Exercise requirements >>
Restate the data below word for word. Skip any images it contains.

Dataset entries
┌──

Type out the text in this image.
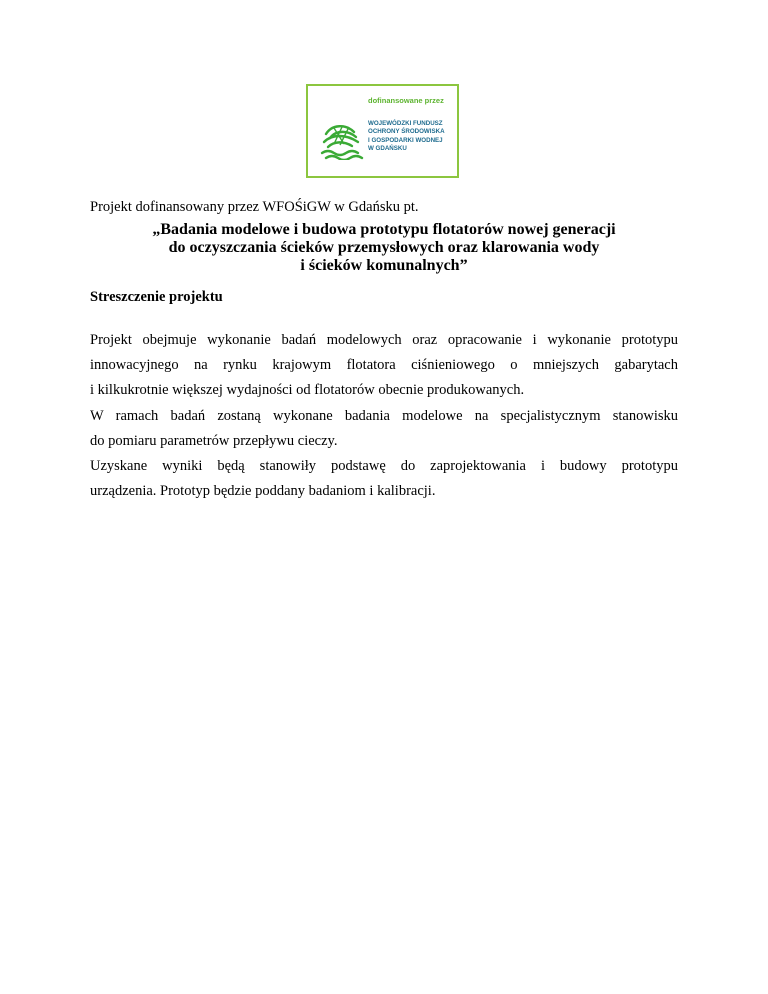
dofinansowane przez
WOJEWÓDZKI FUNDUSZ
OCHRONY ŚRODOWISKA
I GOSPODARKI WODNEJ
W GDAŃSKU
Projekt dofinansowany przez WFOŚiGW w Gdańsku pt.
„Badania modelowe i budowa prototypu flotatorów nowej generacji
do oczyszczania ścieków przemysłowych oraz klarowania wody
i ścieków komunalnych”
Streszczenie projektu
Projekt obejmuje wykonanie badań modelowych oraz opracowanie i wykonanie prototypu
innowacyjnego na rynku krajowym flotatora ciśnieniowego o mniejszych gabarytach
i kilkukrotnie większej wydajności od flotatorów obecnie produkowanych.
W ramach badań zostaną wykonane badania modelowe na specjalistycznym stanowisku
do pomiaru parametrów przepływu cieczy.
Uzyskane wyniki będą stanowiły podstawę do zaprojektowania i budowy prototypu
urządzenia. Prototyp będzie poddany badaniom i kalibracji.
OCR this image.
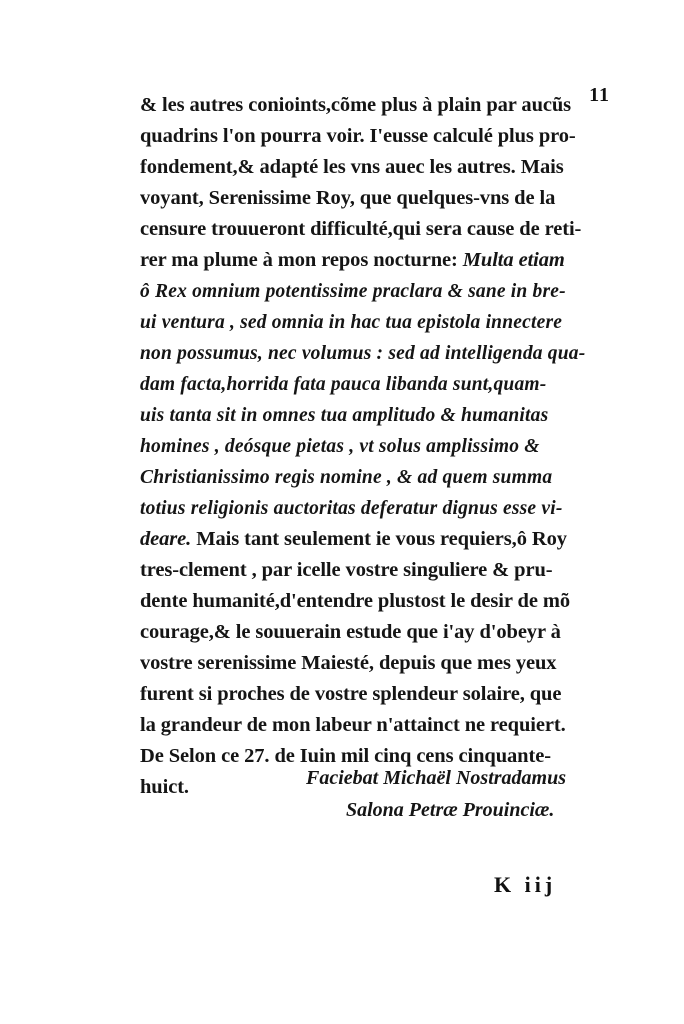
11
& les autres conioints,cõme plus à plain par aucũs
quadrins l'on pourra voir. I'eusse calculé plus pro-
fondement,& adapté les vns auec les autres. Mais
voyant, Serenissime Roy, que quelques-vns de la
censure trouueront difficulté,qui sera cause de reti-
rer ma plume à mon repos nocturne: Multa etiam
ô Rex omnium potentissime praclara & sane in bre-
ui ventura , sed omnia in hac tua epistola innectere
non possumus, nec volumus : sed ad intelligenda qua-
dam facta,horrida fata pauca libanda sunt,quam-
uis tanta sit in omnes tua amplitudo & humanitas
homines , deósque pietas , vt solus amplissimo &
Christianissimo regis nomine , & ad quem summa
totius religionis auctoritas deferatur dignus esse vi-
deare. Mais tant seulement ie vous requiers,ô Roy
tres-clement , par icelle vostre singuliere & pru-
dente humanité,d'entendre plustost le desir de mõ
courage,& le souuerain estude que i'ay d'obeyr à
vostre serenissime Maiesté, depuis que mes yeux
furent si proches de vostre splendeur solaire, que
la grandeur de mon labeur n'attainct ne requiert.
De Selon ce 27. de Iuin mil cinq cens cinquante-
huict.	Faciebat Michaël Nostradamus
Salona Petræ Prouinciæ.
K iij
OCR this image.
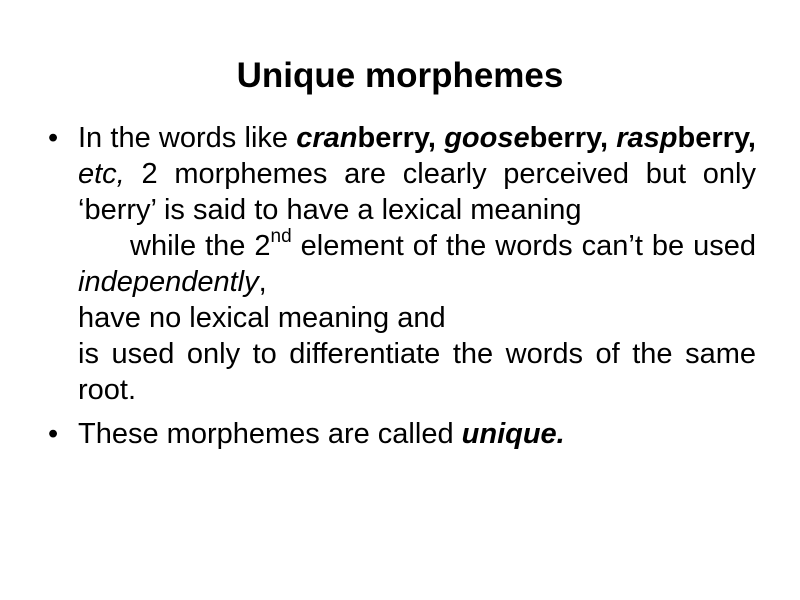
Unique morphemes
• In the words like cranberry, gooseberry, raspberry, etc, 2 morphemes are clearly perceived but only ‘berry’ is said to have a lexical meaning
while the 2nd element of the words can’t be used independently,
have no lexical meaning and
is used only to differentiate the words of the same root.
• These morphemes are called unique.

└──

Finished exercise >>
Type out the text in this image.
dofinansowane przez
WOJEWÓDZKI FUNDUSZ
OCHRONY ŚRODOWISKA
I GOSPODARKI WODNEJ
W GDAŃSKU
Projekt dofinansowany przez WFOŚiGW w Gdańsku pt.
„Badania modelowe i budowa prototypu flotatorów nowej generacji
do oczyszczania ścieków przemysłowych oraz klarowania wody
i ścieków komunalnych”
Streszczenie projektu
Projekt obejmuje wykonanie badań modelowych oraz opracowanie i wykonanie prototypu
innowacyjnego na rynku krajowym flotatora ciśnieniowego o mniejszych gabarytach
i kilkukrotnie większej wydajności od flotatorów obecnie produkowanych.
W ramach badań zostaną wykonane badania modelowe na specjalistycznym stanowisku
do pomiaru parametrów przepływu cieczy.
Uzyskane wyniki będą stanowiły podstawę do zaprojektowania i budowy prototypu
urządzenia. Prototyp będzie poddany badaniom i kalibracji.
OCR this image.
11
& les autres conioints,cõme plus à plain par aucũs
quadrins l'on pourra voir. I'eusse calculé plus pro-
fondement,& adapté les vns auec les autres. Mais
voyant, Serenissime Roy, que quelques-vns de la
censure trouueront difficulté,qui sera cause de reti-
rer ma plume à mon repos nocturne: Multa etiam
ô Rex omnium potentissime praclara & sane in bre-
ui ventura , sed omnia in hac tua epistola innectere
non possumus, nec volumus : sed ad intelligenda qua-
dam facta,horrida fata pauca libanda sunt,quam-
uis tanta sit in omnes tua amplitudo & humanitas
homines , deósque pietas , vt solus amplissimo &
Christianissimo regis nomine , & ad quem summa
totius religionis auctoritas deferatur dignus esse vi-
deare. Mais tant seulement ie vous requiers,ô Roy
tres-clement , par icelle vostre singuliere & pru-
dente humanité,d'entendre plustost le desir de mõ
courage,& le souuerain estude que i'ay d'obeyr à
vostre serenissime Maiesté, depuis que mes yeux
furent si proches de vostre splendeur solaire, que
la grandeur de mon labeur n'attainct ne requiert.
De Selon ce 27. de Iuin mil cinq cens cinquante-
huict.	Faciebat Michaël Nostradamus
Salona Petræ Prouinciæ.
K iij
OCR this image.
Unique morphemes
• In the words like cranberry, gooseberry, raspberry, etc, 2 morphemes are clearly perceived but only ‘berry’ is said to have a lexical meaning
while the 2nd element of the words can’t be used independently,
have no lexical meaning and
is used only to differentiate the words of the same root.
• These morphemes are called unique.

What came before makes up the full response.